◆ WORK TO COMPLETE: Copy each line with the word "CONTROL" in it.

◆ Source data:
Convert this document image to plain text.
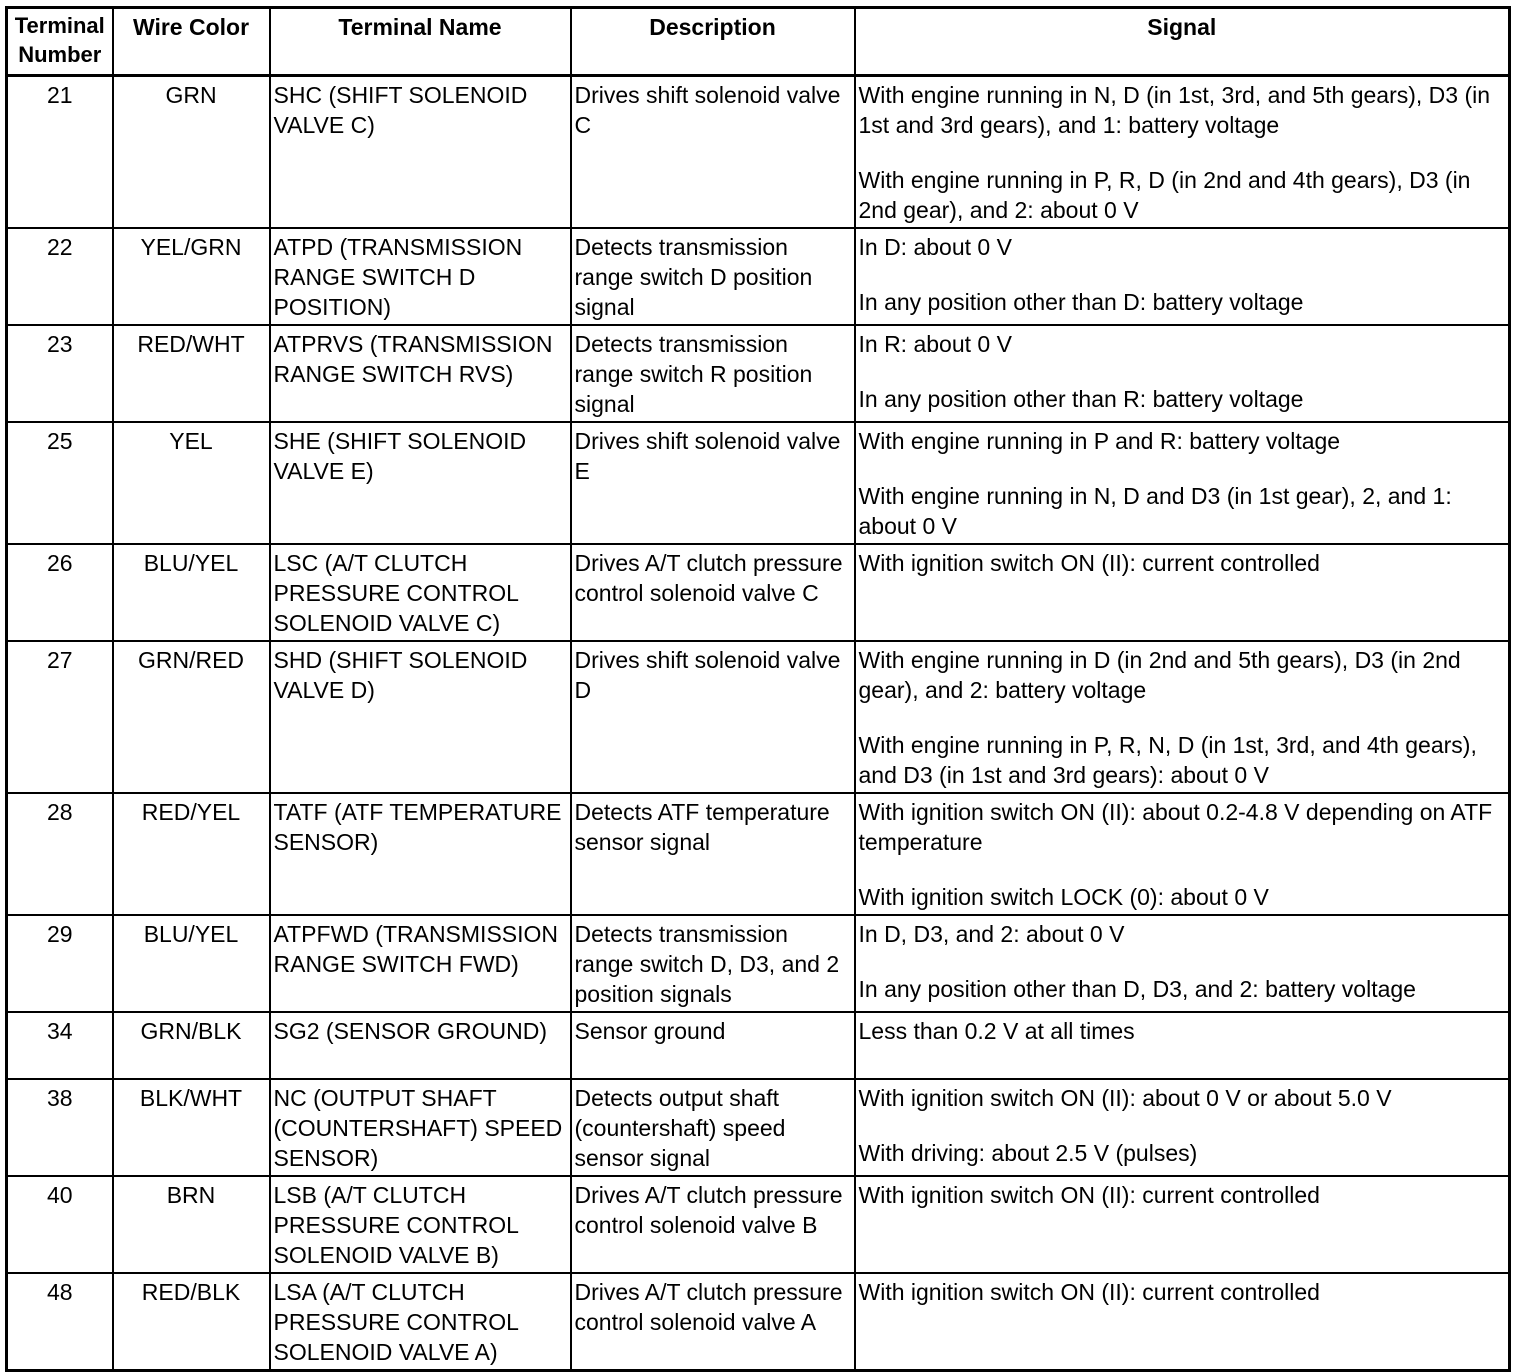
Terminal
Number	Wire Color	Terminal Name	Description	Signal
21	GRN	SHC (SHIFT SOLENOID VALVE C)	Drives shift solenoid valve C	With engine running in N, D (in 1st, 3rd, and 5th gears), D3 (in 1st and 3rd gears), and 1: battery voltage
With engine running in P, R, D (in 2nd and 4th gears), D3 (in 2nd gear), and 2: about 0 V

22	YEL/GRN	ATPD (TRANSMISSION RANGE SWITCH D POSITION)	Detects transmission range switch D position signal	In D: about 0 V
In any position other than D: battery voltage

23	RED/WHT	ATPRVS (TRANSMISSION RANGE SWITCH RVS)	Detects transmission range switch R position signal	In R: about 0 V
In any position other than R: battery voltage

25	YEL	SHE (SHIFT SOLENOID VALVE E)	Drives shift solenoid valve E	With engine running in P and R: battery voltage
With engine running in N, D and D3 (in 1st gear), 2, and 1: about 0 V

26	BLU/YEL	LSC (A/T CLUTCH PRESSURE CONTROL SOLENOID VALVE C)	Drives A/T clutch pressure control solenoid valve C	With ignition switch ON (II): current controlled

27	GRN/RED	SHD (SHIFT SOLENOID VALVE D)	Drives shift solenoid valve D	With engine running in D (in 2nd and 5th gears), D3 (in 2nd gear), and 2: battery voltage
With engine running in P, R, N, D (in 1st, 3rd, and 4th gears), and D3 (in 1st and 3rd gears): about 0 V

28	RED/YEL	TATF (ATF TEMPERATURE SENSOR)	Detects ATF temperature sensor signal	With ignition switch ON (II): about 0.2-4.8 V depending on ATF temperature
With ignition switch LOCK (0): about 0 V

29	BLU/YEL	ATPFWD (TRANSMISSION RANGE SWITCH FWD)	Detects transmission range switch D, D3, and 2 position signals	In D, D3, and 2: about 0 V
In any position other than D, D3, and 2: battery voltage

34	GRN/BLK	SG2 (SENSOR GROUND)	Sensor ground	Less than 0.2 V at all times

38	BLK/WHT	NC (OUTPUT SHAFT (COUNTERSHAFT) SPEED SENSOR)	Detects output shaft (countershaft) speed sensor signal	With ignition switch ON (II): about 0 V or about 5.0 V
With driving: about 2.5 V (pulses)

40	BRN	LSB (A/T CLUTCH PRESSURE CONTROL SOLENOID VALVE B)	Drives A/T clutch pressure control solenoid valve B	With ignition switch ON (II): current controlled

48	RED/BLK	LSA (A/T CLUTCH PRESSURE CONTROL SOLENOID VALVE A)	Drives A/T clutch pressure control solenoid valve A	With ignition switch ON (II): current controlled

◆ REPLY:
26	BLU/YEL	LSC (A/T CLUTCH PRESSURE CONTROL SOLENOID VALVE C)	Drives A/T clutch pressure control solenoid valve C	With ignition switch ON (II): current controlled
40	BRN	LSB (A/T CLUTCH PRESSURE CONTROL SOLENOID VALVE B)	Drives A/T clutch pressure control solenoid valve B	With ignition switch ON (II): current controlled
48	RED/BLK	LSA (A/T CLUTCH PRESSURE CONTROL SOLENOID VALVE A)	Drives A/T clutch pressure control solenoid valve A	With ignition switch ON (II): current controlled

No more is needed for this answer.